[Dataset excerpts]
^^^^^^^^^^^^^^^^
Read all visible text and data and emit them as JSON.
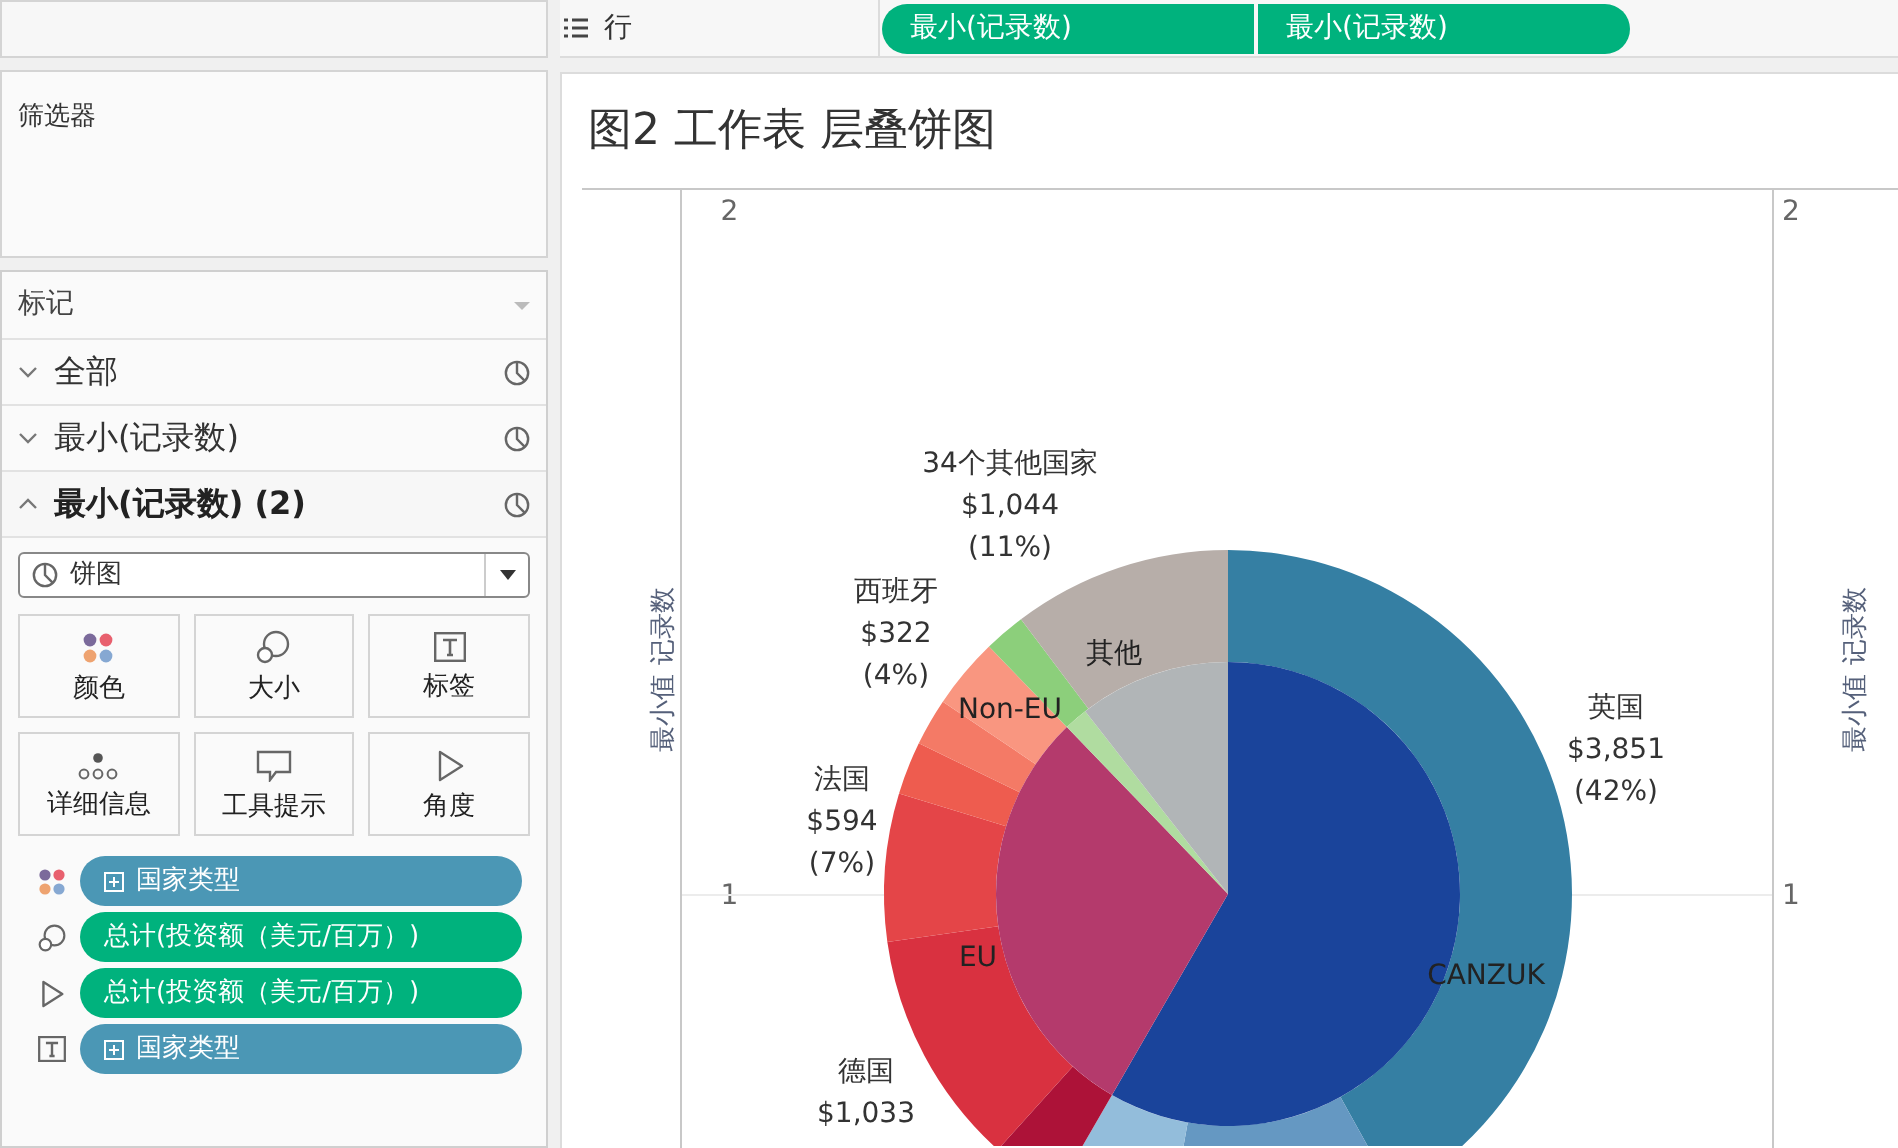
{
  "rows_shelf": {
    "label": "行",
    "pills": [
      "最小(记录数)",
      "最小(记录数)"
    ]
  },
  "filters": {
    "title": "筛选器"
  },
  "marks": {
    "title": "标记",
    "layers": [
      {
        "label": "全部",
        "expanded": false
      },
      {
        "label": "最小(记录数)",
        "expanded": false
      },
      {
        "label": "最小(记录数) (2)",
        "expanded": true
      }
    ],
    "mark_type": "饼图",
    "cards": [
      {
        "kind": "color",
        "label": "颜色"
      },
      {
        "kind": "size",
        "label": "大小"
      },
      {
        "kind": "label",
        "label": "标签"
      },
      {
        "kind": "detail",
        "label": "详细信息"
      },
      {
        "kind": "tooltip",
        "label": "工具提示"
      },
      {
        "kind": "angle",
        "label": "角度"
      }
    ],
    "fields": [
      {
        "kind": "color",
        "dimension": true,
        "label": "国家类型"
      },
      {
        "kind": "size",
        "dimension": false,
        "label": "总计(投资额（美元/百万）)"
      },
      {
        "kind": "angle",
        "dimension": false,
        "label": "总计(投资额（美元/百万）)"
      },
      {
        "kind": "label",
        "dimension": true,
        "label": "国家类型"
      }
    ]
  },
  "sheet": {
    "title": "图2 工作表 层叠饼图",
    "axis_left": {
      "title": "最小值 记录数",
      "ticks": [
        "2",
        "1"
      ]
    },
    "axis_right": {
      "title": "最小值 记录数",
      "ticks": [
        "2",
        "1"
      ]
    },
    "outer_labels": [
      {
        "lines": [
          "34个其他国家",
          "$1,044",
          "(11%)"
        ]
      },
      {
        "lines": [
          "西班牙",
          "$322",
          "(4%)"
        ]
      },
      {
        "lines": [
          "法国",
          "$594",
          "(7%)"
        ]
      },
      {
        "lines": [
          "德国",
          "$1,033"
        ]
      },
      {
        "lines": [
          "英国",
          "$3,851",
          "(42%)"
        ]
      }
    ],
    "inner_labels": [
      "其他",
      "Non-EU",
      "EU",
      "CANZUK"
    ]
  }
}
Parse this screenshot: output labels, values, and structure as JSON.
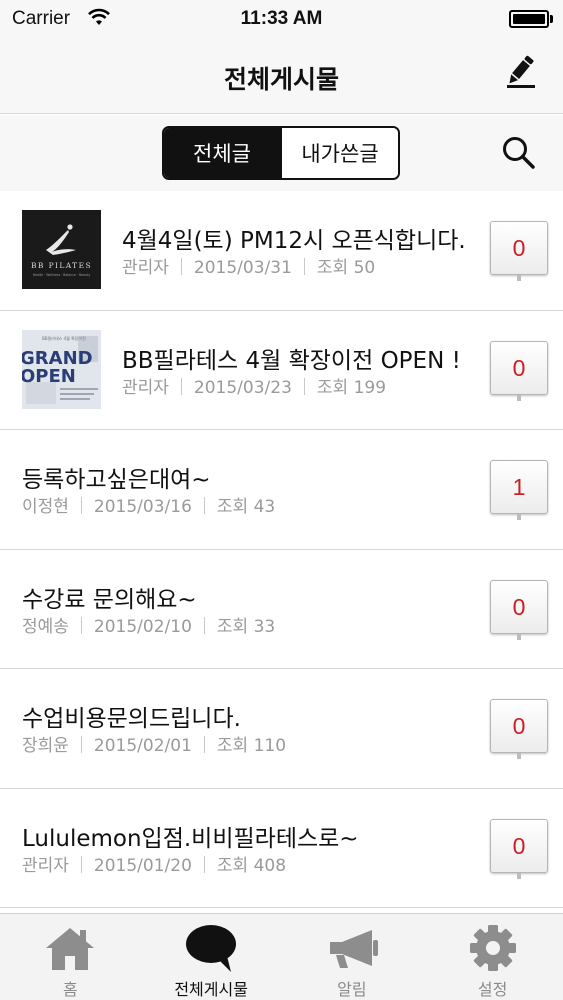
^^^^^^^^^^^^^^^^
> Requirements
Repeat the data exactly, excluding the pictures.

> Answer to this exercise
Read all visible text and data and emit them as JSON.
{
  "rows_shelf": {
    "label": "行",
    "pills": [
      "最小(记录数)",
      "最小(记录数)"
    ]
  },
  "filters": {
    "title": "筛选器"
  },
  "marks": {
    "title": "标记",
    "layers": [
      {
        "label": "全部",
        "expanded": false
      },
      {
        "label": "最小(记录数)",
        "expanded": false
      },
      {
        "label": "最小(记录数) (2)",
        "expanded": true
      }
    ],
    "mark_type": "饼图",
    "cards": [
      {
        "kind": "color",
        "label": "颜色"
      },
      {
        "kind": "size",
        "label": "大小"
      },
      {
        "kind": "label",
        "label": "标签"
      },
      {
        "kind": "detail",
        "label": "详细信息"
      },
      {
        "kind": "tooltip",
        "label": "工具提示"
      },
      {
        "kind": "angle",
        "label": "角度"
      }
    ],
    "fields": [
      {
        "kind": "color",
        "dimension": true,
        "label": "国家类型"
      },
      {
        "kind": "size",
        "dimension": false,
        "label": "总计(投资额（美元/百万）)"
      },
      {
        "kind": "angle",
        "dimension": false,
        "label": "总计(投资额（美元/百万）)"
      },
      {
        "kind": "label",
        "dimension": true,
        "label": "国家类型"
      }
    ]
  },
  "sheet": {
    "title": "图2 工作表 层叠饼图",
    "axis_left": {
      "title": "最小值 记录数",
      "ticks": [
        "2",
        "1"
      ]
    },
    "axis_right": {
      "title": "最小值 记录数",
      "ticks": [
        "2",
        "1"
      ]
    },
    "outer_labels": [
      {
        "lines": [
          "34个其他国家",
          "$1,044",
          "(11%)"
        ]
      },
      {
        "lines": [
          "西班牙",
          "$322",
          "(4%)"
        ]
      },
      {
        "lines": [
          "法国",
          "$594",
          "(7%)"
        ]
      },
      {
        "lines": [
          "德国",
          "$1,033"
        ]
      },
      {
        "lines": [
          "英国",
          "$3,851",
          "(42%)"
        ]
      }
    ],
    "inner_labels": [
      "其他",
      "Non-EU",
      "EU",
      "CANZUK"
    ]
  }
}
Parse this screenshot: output labels, values, and structure as JSON.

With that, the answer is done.